### Required work
Which lines hold the string "press"? Copy every one of them.

### Extracted entries

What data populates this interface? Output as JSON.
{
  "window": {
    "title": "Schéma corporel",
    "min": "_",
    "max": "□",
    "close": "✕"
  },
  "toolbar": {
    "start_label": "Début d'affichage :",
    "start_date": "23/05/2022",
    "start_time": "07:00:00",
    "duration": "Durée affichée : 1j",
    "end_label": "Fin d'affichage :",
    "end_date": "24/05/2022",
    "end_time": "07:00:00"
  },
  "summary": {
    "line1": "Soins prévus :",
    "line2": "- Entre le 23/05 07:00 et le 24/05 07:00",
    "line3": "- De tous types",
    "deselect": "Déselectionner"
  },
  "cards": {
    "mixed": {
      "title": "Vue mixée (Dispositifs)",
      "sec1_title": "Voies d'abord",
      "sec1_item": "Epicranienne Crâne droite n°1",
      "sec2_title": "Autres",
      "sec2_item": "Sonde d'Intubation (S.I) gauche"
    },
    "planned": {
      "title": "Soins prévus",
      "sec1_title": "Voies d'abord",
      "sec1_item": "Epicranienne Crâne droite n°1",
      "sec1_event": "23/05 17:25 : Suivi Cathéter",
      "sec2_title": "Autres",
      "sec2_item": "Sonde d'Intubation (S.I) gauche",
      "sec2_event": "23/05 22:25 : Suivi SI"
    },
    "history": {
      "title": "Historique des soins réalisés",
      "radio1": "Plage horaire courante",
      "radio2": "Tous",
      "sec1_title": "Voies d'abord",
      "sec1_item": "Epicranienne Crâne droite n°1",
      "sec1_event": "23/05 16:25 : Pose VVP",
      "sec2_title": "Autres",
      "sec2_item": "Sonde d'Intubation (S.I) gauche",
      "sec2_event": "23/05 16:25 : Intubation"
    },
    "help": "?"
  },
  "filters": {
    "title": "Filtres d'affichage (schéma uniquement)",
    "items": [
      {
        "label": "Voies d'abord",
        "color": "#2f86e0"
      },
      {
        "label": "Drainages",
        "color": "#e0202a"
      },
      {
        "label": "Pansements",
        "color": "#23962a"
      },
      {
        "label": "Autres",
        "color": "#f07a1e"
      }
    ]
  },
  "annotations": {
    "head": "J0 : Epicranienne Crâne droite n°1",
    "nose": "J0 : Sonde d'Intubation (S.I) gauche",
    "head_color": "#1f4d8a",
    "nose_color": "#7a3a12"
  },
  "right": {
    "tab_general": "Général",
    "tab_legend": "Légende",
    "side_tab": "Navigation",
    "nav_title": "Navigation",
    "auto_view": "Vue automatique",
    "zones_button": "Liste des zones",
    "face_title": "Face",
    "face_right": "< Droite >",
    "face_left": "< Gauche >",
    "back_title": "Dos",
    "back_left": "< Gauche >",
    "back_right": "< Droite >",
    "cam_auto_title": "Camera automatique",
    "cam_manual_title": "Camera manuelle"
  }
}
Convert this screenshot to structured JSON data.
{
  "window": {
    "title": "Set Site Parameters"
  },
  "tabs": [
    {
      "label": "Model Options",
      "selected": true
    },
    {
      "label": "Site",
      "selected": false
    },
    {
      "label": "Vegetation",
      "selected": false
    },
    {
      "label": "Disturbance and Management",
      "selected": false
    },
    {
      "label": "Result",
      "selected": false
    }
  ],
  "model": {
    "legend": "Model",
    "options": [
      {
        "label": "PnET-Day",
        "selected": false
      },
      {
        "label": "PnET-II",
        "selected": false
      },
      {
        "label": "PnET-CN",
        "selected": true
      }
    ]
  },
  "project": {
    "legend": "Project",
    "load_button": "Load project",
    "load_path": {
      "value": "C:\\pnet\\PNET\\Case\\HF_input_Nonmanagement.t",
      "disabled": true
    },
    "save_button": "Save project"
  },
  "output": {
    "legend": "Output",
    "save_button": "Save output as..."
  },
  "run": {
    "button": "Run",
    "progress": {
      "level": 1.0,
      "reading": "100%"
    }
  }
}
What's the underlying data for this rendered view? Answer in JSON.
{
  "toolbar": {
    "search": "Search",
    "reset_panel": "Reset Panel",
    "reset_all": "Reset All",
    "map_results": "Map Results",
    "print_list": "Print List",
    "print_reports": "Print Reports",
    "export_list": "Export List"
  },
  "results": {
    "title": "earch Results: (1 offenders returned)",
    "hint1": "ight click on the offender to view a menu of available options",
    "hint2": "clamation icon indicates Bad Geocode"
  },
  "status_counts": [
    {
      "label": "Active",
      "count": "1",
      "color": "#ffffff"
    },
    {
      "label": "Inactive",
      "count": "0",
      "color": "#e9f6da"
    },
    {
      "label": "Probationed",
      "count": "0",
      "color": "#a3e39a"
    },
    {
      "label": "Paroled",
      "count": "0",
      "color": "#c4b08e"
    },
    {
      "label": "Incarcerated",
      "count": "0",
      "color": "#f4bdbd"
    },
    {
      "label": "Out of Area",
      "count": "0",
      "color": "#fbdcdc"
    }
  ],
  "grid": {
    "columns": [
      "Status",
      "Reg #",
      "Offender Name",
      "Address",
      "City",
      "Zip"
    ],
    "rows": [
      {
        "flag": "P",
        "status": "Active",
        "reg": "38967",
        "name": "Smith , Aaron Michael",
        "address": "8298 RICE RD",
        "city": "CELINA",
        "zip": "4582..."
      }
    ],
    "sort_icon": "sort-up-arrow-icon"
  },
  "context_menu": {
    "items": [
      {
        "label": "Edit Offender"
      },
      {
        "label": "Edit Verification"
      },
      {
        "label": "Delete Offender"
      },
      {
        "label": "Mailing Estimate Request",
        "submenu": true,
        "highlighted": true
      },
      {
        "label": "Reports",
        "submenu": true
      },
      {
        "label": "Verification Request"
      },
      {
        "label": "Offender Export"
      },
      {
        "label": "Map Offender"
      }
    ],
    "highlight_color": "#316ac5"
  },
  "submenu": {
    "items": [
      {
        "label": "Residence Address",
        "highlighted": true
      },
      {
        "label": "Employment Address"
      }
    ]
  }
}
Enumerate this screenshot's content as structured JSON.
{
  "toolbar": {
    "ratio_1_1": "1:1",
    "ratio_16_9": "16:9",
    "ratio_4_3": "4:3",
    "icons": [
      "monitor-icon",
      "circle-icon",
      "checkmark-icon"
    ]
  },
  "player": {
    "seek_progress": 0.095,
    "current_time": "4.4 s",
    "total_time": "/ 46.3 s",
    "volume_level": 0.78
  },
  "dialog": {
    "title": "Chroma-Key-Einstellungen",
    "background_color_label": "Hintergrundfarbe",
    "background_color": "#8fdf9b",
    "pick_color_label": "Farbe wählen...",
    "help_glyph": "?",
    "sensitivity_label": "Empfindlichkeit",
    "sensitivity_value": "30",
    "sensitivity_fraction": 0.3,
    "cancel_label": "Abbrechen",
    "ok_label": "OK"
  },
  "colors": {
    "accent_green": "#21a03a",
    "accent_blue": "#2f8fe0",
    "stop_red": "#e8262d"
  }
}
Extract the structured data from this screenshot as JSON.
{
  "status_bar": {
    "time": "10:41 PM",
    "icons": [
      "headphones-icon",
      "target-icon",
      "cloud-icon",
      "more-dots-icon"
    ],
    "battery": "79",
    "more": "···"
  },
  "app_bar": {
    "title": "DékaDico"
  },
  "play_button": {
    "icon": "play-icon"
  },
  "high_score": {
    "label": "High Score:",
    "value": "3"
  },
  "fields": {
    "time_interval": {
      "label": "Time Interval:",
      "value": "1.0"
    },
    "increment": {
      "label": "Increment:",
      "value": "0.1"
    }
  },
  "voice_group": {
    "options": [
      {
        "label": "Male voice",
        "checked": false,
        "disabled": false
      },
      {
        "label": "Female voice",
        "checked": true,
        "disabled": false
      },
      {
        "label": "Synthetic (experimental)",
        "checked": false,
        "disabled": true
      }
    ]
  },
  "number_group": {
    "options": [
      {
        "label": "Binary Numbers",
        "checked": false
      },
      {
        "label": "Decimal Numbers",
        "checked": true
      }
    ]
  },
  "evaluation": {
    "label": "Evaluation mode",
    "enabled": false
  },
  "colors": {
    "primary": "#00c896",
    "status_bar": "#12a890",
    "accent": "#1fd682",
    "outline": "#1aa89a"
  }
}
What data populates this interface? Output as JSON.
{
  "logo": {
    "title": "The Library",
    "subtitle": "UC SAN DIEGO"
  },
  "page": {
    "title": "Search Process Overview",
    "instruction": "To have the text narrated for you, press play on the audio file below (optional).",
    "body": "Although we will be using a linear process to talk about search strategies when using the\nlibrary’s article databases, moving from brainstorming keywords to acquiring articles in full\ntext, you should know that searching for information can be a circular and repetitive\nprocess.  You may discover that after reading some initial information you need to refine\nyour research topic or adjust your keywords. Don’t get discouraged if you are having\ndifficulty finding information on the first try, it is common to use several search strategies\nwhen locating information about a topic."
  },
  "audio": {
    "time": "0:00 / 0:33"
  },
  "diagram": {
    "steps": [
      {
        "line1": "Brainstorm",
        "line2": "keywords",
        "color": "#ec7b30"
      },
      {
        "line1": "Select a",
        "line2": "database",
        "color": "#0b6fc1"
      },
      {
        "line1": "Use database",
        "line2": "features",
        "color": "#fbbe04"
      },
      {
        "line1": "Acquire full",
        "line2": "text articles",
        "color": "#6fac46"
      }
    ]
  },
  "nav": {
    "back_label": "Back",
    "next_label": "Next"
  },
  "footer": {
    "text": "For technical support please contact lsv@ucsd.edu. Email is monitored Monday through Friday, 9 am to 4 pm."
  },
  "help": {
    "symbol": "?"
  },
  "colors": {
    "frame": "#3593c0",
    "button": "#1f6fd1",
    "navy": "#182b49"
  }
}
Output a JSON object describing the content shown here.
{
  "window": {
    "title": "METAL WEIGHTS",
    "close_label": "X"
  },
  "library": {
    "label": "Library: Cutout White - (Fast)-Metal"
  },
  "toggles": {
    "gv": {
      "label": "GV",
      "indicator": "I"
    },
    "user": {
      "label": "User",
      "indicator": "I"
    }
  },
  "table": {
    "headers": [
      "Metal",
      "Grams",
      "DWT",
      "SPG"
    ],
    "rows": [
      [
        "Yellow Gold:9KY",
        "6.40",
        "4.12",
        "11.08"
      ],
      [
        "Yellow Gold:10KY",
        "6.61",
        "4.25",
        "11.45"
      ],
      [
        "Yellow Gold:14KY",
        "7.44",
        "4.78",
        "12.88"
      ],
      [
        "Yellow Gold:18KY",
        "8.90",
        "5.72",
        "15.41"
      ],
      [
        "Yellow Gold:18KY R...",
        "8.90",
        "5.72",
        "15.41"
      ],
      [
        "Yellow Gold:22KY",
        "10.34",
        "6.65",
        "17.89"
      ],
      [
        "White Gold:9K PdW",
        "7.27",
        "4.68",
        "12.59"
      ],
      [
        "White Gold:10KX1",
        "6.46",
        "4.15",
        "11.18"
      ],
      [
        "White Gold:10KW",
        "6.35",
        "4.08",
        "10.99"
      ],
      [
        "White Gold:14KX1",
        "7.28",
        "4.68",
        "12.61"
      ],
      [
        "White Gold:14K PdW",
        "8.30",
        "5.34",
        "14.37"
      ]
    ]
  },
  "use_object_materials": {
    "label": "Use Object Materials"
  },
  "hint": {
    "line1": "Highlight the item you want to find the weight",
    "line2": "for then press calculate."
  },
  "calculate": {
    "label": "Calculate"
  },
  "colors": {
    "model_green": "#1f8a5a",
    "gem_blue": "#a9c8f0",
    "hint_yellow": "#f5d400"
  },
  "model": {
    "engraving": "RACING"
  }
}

### Exercise response
    "instruction": "To have the text narrated for you, press play on the audio file below (optional).",
    "line2": "for then press calculate."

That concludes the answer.